* Begin GIVEN RECORDS *

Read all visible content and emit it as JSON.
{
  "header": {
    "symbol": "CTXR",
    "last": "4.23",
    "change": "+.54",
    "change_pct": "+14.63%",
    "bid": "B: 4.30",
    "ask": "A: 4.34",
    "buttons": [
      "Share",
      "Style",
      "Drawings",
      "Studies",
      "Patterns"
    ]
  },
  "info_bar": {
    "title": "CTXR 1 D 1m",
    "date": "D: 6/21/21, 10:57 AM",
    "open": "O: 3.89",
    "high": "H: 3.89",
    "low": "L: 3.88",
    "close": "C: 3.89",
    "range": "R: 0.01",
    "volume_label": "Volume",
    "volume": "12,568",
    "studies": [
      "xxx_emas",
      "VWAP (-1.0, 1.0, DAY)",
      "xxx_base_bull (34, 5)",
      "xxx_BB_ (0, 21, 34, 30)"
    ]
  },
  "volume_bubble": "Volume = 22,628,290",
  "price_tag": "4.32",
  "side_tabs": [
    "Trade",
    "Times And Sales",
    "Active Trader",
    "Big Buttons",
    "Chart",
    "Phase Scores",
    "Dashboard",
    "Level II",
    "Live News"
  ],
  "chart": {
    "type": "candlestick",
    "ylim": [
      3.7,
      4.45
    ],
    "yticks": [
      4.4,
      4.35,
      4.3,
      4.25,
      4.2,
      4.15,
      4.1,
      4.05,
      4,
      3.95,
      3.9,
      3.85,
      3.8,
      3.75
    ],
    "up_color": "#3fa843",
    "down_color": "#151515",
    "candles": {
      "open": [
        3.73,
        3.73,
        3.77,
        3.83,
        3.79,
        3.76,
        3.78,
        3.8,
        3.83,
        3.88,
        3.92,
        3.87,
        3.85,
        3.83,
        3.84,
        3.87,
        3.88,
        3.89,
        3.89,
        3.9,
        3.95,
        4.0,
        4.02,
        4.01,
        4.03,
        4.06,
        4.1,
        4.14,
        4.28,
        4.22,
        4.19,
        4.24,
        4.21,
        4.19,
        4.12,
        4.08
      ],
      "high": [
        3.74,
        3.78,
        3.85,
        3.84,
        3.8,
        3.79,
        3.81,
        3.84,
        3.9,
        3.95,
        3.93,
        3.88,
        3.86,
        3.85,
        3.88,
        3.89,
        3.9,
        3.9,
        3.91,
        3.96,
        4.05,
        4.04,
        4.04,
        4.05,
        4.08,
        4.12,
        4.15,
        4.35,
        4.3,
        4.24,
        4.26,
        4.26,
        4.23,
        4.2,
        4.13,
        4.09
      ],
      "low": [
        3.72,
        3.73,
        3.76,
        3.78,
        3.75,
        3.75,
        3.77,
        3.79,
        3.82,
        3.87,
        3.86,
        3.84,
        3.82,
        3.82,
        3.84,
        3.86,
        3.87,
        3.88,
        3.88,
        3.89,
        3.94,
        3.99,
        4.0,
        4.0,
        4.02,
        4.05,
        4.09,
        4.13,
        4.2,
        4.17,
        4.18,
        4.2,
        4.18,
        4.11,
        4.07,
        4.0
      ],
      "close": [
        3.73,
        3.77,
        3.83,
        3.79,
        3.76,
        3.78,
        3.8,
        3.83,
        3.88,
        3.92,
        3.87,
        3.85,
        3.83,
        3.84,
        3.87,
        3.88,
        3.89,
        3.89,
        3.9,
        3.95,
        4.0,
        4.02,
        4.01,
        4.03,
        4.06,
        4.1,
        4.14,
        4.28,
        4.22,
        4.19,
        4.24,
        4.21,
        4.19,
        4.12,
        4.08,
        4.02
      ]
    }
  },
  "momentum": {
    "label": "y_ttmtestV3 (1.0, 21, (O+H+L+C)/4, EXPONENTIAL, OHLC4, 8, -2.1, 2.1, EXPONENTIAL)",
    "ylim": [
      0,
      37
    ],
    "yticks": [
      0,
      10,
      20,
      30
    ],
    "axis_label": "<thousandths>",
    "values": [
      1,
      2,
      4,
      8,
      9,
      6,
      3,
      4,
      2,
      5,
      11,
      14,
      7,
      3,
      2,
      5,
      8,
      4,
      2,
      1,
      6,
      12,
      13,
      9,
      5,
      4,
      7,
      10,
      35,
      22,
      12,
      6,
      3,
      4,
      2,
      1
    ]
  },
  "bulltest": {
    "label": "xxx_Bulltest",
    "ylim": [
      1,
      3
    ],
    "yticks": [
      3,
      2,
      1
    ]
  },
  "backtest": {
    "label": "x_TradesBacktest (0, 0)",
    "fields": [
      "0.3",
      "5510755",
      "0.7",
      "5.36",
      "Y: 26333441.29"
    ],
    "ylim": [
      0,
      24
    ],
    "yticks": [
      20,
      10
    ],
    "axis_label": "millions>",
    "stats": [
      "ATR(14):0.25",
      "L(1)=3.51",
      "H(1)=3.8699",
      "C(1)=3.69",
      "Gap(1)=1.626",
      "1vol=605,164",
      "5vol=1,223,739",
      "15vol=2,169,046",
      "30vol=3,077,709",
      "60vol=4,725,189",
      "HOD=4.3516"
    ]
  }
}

* End GIVEN RECORDS *

## GOAL
Would you restate each of the entries word for word?

## OUTPUT OF THE TASK
Read all visible content and emit it as JSON.
{
  "header": {
    "symbol": "CTXR",
    "last": "4.23",
    "change": "+.54",
    "change_pct": "+14.63%",
    "bid": "B: 4.30",
    "ask": "A: 4.34",
    "buttons": [
      "Share",
      "Style",
      "Drawings",
      "Studies",
      "Patterns"
    ]
  },
  "info_bar": {
    "title": "CTXR 1 D 1m",
    "date": "D: 6/21/21, 10:57 AM",
    "open": "O: 3.89",
    "high": "H: 3.89",
    "low": "L: 3.88",
    "close": "C: 3.89",
    "range": "R: 0.01",
    "volume_label": "Volume",
    "volume": "12,568",
    "studies": [
      "xxx_emas",
      "VWAP (-1.0, 1.0, DAY)",
      "xxx_base_bull (34, 5)",
      "xxx_BB_ (0, 21, 34, 30)"
    ]
  },
  "volume_bubble": "Volume = 22,628,290",
  "price_tag": "4.32",
  "side_tabs": [
    "Trade",
    "Times And Sales",
    "Active Trader",
    "Big Buttons",
    "Chart",
    "Phase Scores",
    "Dashboard",
    "Level II",
    "Live News"
  ],
  "chart": {
    "type": "candlestick",
    "ylim": [
      3.7,
      4.45
    ],
    "yticks": [
      4.4,
      4.35,
      4.3,
      4.25,
      4.2,
      4.15,
      4.1,
      4.05,
      4,
      3.95,
      3.9,
      3.85,
      3.8,
      3.75
    ],
    "up_color": "#3fa843",
    "down_color": "#151515",
    "candles": {
      "open": [
        3.73,
        3.73,
        3.77,
        3.83,
        3.79,
        3.76,
        3.78,
        3.8,
        3.83,
        3.88,
        3.92,
        3.87,
        3.85,
        3.83,
        3.84,
        3.87,
        3.88,
        3.89,
        3.89,
        3.9,
        3.95,
        4.0,
        4.02,
        4.01,
        4.03,
        4.06,
        4.1,
        4.14,
        4.28,
        4.22,
        4.19,
        4.24,
        4.21,
        4.19,
        4.12,
        4.08
      ],
      "high": [
        3.74,
        3.78,
        3.85,
        3.84,
        3.8,
        3.79,
        3.81,
        3.84,
        3.9,
        3.95,
        3.93,
        3.88,
        3.86,
        3.85,
        3.88,
        3.89,
        3.9,
        3.9,
        3.91,
        3.96,
        4.05,
        4.04,
        4.04,
        4.05,
        4.08,
        4.12,
        4.15,
        4.35,
        4.3,
        4.24,
        4.26,
        4.26,
        4.23,
        4.2,
        4.13,
        4.09
      ],
      "low": [
        3.72,
        3.73,
        3.76,
        3.78,
        3.75,
        3.75,
        3.77,
        3.79,
        3.82,
        3.87,
        3.86,
        3.84,
        3.82,
        3.82,
        3.84,
        3.86,
        3.87,
        3.88,
        3.88,
        3.89,
        3.94,
        3.99,
        4.0,
        4.0,
        4.02,
        4.05,
        4.09,
        4.13,
        4.2,
        4.17,
        4.18,
        4.2,
        4.18,
        4.11,
        4.07,
        4.0
      ],
      "close": [
        3.73,
        3.77,
        3.83,
        3.79,
        3.76,
        3.78,
        3.8,
        3.83,
        3.88,
        3.92,
        3.87,
        3.85,
        3.83,
        3.84,
        3.87,
        3.88,
        3.89,
        3.89,
        3.9,
        3.95,
        4.0,
        4.02,
        4.01,
        4.03,
        4.06,
        4.1,
        4.14,
        4.28,
        4.22,
        4.19,
        4.24,
        4.21,
        4.19,
        4.12,
        4.08,
        4.02
      ]
    }
  },
  "momentum": {
    "label": "y_ttmtestV3 (1.0, 21, (O+H+L+C)/4, EXPONENTIAL, OHLC4, 8, -2.1, 2.1, EXPONENTIAL)",
    "ylim": [
      0,
      37
    ],
    "yticks": [
      0,
      10,
      20,
      30
    ],
    "axis_label": "<thousandths>",
    "values": [
      1,
      2,
      4,
      8,
      9,
      6,
      3,
      4,
      2,
      5,
      11,
      14,
      7,
      3,
      2,
      5,
      8,
      4,
      2,
      1,
      6,
      12,
      13,
      9,
      5,
      4,
      7,
      10,
      35,
      22,
      12,
      6,
      3,
      4,
      2,
      1
    ]
  },
  "bulltest": {
    "label": "xxx_Bulltest",
    "ylim": [
      1,
      3
    ],
    "yticks": [
      3,
      2,
      1
    ]
  },
  "backtest": {
    "label": "x_TradesBacktest (0, 0)",
    "fields": [
      "0.3",
      "5510755",
      "0.7",
      "5.36",
      "Y: 26333441.29"
    ],
    "ylim": [
      0,
      24
    ],
    "yticks": [
      20,
      10
    ],
    "axis_label": "millions>",
    "stats": [
      "ATR(14):0.25",
      "L(1)=3.51",
      "H(1)=3.8699",
      "C(1)=3.69",
      "Gap(1)=1.626",
      "1vol=605,164",
      "5vol=1,223,739",
      "15vol=2,169,046",
      "30vol=3,077,709",
      "60vol=4,725,189",
      "HOD=4.3516"
    ]
  }
}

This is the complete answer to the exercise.